(Stored entries)
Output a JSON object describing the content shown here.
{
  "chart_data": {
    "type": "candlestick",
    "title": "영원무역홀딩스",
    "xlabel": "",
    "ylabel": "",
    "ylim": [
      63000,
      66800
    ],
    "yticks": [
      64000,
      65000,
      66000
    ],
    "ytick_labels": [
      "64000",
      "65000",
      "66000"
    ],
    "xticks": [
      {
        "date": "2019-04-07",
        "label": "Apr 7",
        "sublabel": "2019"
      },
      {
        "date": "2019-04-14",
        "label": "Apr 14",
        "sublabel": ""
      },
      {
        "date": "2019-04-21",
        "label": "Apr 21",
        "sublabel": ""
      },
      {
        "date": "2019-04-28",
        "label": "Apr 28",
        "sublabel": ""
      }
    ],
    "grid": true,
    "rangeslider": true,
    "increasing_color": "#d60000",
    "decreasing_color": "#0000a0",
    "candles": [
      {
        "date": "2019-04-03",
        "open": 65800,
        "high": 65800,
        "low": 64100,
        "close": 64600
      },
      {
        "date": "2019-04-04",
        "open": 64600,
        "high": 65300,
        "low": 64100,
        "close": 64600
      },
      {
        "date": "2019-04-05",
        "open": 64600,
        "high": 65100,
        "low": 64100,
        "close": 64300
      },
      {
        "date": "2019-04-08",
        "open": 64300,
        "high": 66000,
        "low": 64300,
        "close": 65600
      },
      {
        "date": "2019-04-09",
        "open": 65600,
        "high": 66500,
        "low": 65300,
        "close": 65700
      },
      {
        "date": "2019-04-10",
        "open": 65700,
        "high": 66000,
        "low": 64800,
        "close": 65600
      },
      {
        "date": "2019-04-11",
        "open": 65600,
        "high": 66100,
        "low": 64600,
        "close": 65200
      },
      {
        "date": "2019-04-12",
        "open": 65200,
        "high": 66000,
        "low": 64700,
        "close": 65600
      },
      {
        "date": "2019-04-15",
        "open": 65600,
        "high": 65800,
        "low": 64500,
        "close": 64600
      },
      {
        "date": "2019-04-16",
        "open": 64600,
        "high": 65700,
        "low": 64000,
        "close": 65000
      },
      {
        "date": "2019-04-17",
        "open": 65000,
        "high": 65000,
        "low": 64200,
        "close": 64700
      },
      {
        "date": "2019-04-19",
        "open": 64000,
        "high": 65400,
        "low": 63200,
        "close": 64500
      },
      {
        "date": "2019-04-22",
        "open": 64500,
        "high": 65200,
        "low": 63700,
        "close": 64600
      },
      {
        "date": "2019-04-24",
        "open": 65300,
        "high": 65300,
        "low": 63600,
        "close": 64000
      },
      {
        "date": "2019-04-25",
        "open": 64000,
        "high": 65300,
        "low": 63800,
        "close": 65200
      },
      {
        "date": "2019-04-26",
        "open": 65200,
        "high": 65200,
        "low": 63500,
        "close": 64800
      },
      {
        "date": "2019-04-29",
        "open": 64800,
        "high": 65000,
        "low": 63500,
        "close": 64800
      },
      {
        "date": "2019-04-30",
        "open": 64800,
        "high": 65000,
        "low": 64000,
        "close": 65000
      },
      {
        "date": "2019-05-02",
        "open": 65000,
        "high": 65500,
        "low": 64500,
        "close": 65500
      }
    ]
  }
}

_Task goal_
All entries must be repeated verbatim.

_Written solution_
Output a JSON object describing the content shown here.
{
  "chart_data": {
    "type": "candlestick",
    "title": "영원무역홀딩스",
    "xlabel": "",
    "ylabel": "",
    "ylim": [
      63000,
      66800
    ],
    "yticks": [
      64000,
      65000,
      66000
    ],
    "ytick_labels": [
      "64000",
      "65000",
      "66000"
    ],
    "xticks": [
      {
        "date": "2019-04-07",
        "label": "Apr 7",
        "sublabel": "2019"
      },
      {
        "date": "2019-04-14",
        "label": "Apr 14",
        "sublabel": ""
      },
      {
        "date": "2019-04-21",
        "label": "Apr 21",
        "sublabel": ""
      },
      {
        "date": "2019-04-28",
        "label": "Apr 28",
        "sublabel": ""
      }
    ],
    "grid": true,
    "rangeslider": true,
    "increasing_color": "#d60000",
    "decreasing_color": "#0000a0",
    "candles": [
      {
        "date": "2019-04-03",
        "open": 65800,
        "high": 65800,
        "low": 64100,
        "close": 64600
      },
      {
        "date": "2019-04-04",
        "open": 64600,
        "high": 65300,
        "low": 64100,
        "close": 64600
      },
      {
        "date": "2019-04-05",
        "open": 64600,
        "high": 65100,
        "low": 64100,
        "close": 64300
      },
      {
        "date": "2019-04-08",
        "open": 64300,
        "high": 66000,
        "low": 64300,
        "close": 65600
      },
      {
        "date": "2019-04-09",
        "open": 65600,
        "high": 66500,
        "low": 65300,
        "close": 65700
      },
      {
        "date": "2019-04-10",
        "open": 65700,
        "high": 66000,
        "low": 64800,
        "close": 65600
      },
      {
        "date": "2019-04-11",
        "open": 65600,
        "high": 66100,
        "low": 64600,
        "close": 65200
      },
      {
        "date": "2019-04-12",
        "open": 65200,
        "high": 66000,
        "low": 64700,
        "close": 65600
      },
      {
        "date": "2019-04-15",
        "open": 65600,
        "high": 65800,
        "low": 64500,
        "close": 64600
      },
      {
        "date": "2019-04-16",
        "open": 64600,
        "high": 65700,
        "low": 64000,
        "close": 65000
      },
      {
        "date": "2019-04-17",
        "open": 65000,
        "high": 65000,
        "low": 64200,
        "close": 64700
      },
      {
        "date": "2019-04-19",
        "open": 64000,
        "high": 65400,
        "low": 63200,
        "close": 64500
      },
      {
        "date": "2019-04-22",
        "open": 64500,
        "high": 65200,
        "low": 63700,
        "close": 64600
      },
      {
        "date": "2019-04-24",
        "open": 65300,
        "high": 65300,
        "low": 63600,
        "close": 64000
      },
      {
        "date": "2019-04-25",
        "open": 64000,
        "high": 65300,
        "low": 63800,
        "close": 65200
      },
      {
        "date": "2019-04-26",
        "open": 65200,
        "high": 65200,
        "low": 63500,
        "close": 64800
      },
      {
        "date": "2019-04-29",
        "open": 64800,
        "high": 65000,
        "low": 63500,
        "close": 64800
      },
      {
        "date": "2019-04-30",
        "open": 64800,
        "high": 65000,
        "low": 64000,
        "close": 65000
      },
      {
        "date": "2019-05-02",
        "open": 65000,
        "high": 65500,
        "low": 64500,
        "close": 65500
      }
    ]
  }
}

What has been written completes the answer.